Find each line containing the string "contenu". Copy it.

### [Stored data]

* * *

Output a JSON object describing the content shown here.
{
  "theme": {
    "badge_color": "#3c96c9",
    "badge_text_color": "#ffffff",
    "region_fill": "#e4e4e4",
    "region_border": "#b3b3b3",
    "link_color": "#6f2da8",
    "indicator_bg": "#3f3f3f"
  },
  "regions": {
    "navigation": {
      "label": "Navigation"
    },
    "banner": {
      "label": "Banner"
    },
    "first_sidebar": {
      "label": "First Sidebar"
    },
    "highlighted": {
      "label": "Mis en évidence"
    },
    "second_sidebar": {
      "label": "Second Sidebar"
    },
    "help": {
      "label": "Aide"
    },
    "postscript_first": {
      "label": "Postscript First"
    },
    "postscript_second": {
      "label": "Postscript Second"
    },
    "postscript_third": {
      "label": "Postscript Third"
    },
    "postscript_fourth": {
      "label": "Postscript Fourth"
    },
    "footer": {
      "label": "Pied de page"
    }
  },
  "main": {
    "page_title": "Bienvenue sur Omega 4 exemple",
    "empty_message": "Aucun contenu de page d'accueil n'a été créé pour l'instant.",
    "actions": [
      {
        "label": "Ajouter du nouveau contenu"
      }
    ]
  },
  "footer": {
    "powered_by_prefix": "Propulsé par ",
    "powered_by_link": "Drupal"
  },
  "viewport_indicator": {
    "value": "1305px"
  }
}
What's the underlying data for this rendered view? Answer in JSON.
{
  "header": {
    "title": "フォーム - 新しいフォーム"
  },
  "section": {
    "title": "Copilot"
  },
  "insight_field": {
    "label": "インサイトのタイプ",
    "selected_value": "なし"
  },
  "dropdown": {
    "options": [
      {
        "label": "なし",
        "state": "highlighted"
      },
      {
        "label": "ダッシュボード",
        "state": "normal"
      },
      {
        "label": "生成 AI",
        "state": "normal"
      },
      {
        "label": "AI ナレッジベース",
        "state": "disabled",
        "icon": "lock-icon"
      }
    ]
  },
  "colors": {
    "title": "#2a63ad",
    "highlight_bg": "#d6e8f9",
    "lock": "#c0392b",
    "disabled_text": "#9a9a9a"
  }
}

* * *

### [Exercise response]
    "empty_message": "Aucun contenu de page d'accueil n'a été créé pour l'instant.",
        "label": "Ajouter du nouveau contenu"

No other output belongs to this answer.